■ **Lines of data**

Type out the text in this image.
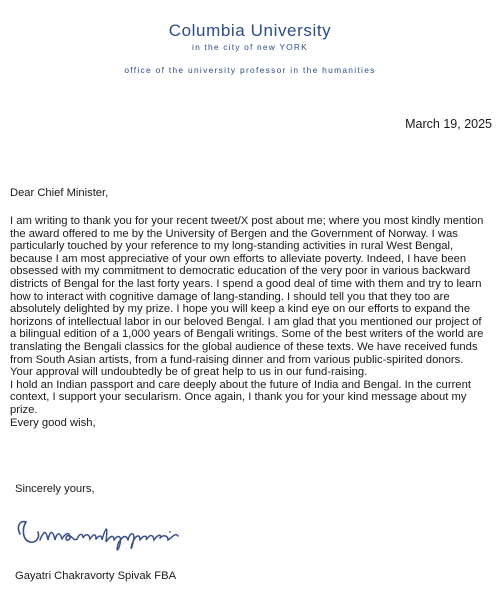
Columbia University
in the city of new YORK
office of the university professor in the humanities
March 19, 2025
Dear Chief Minister,

I am writing to thank you for your recent tweet/X post about me; where you most kindly mention

the award offered to me by the University of Bergen and the Government of Norway. I was

particularly touched by your reference to my long-standing activities in rural West Bengal,

because I am most appreciative of your own efforts to alleviate poverty. Indeed, I have been

obsessed with my commitment to democratic education of the very poor in various backward

districts of Bengal for the last forty years. I spend a good deal of time with them and try to learn

how to interact with cognitive damage of lang-standing. I should tell you that they too are

absolutely delighted by my prize. I hope you will keep a kind eye on our efforts to expand the

horizons of intellectual labor in our beloved Bengal. I am glad that you mentioned our project of

a bilingual edition of a 1,000 years of Bengali writings. Some of the best writers of the world are

translating the Bengali classics for the global audience of these texts. We have received funds

from South Asian artists, from a fund-raising dinner and from various public-spirited donors.

Your approval will undoubtedly be of great help to us in our fund-raising.

I hold an Indian passport and care deeply about the future of India and Bengal. In the current

context, I support your secularism. Once again, I thank you for your kind message about my

prize.

Every good wish,

Sincerely yours,
Gayatri Chakravorty Spivak FBA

■ **SHORT EXERCISE**
Transcribe each entry above exactly, apart from the pictures.

■ **FINAL RESULT**
Type out the text in this image.
Columbia University
in the city of new YORK
office of the university professor in the humanities
March 19, 2025
Dear Chief Minister,

I am writing to thank you for your recent tweet/X post about me; where you most kindly mention

the award offered to me by the University of Bergen and the Government of Norway. I was

particularly touched by your reference to my long-standing activities in rural West Bengal,

because I am most appreciative of your own efforts to alleviate poverty. Indeed, I have been

obsessed with my commitment to democratic education of the very poor in various backward

districts of Bengal for the last forty years. I spend a good deal of time with them and try to learn

how to interact with cognitive damage of lang-standing. I should tell you that they too are

absolutely delighted by my prize. I hope you will keep a kind eye on our efforts to expand the

horizons of intellectual labor in our beloved Bengal. I am glad that you mentioned our project of

a bilingual edition of a 1,000 years of Bengali writings. Some of the best writers of the world are

translating the Bengali classics for the global audience of these texts. We have received funds

from South Asian artists, from a fund-raising dinner and from various public-spirited donors.

Your approval will undoubtedly be of great help to us in our fund-raising.

I hold an Indian passport and care deeply about the future of India and Bengal. In the current

context, I support your secularism. Once again, I thank you for your kind message about my

prize.

Every good wish,

Sincerely yours,
Gayatri Chakravorty Spivak FBA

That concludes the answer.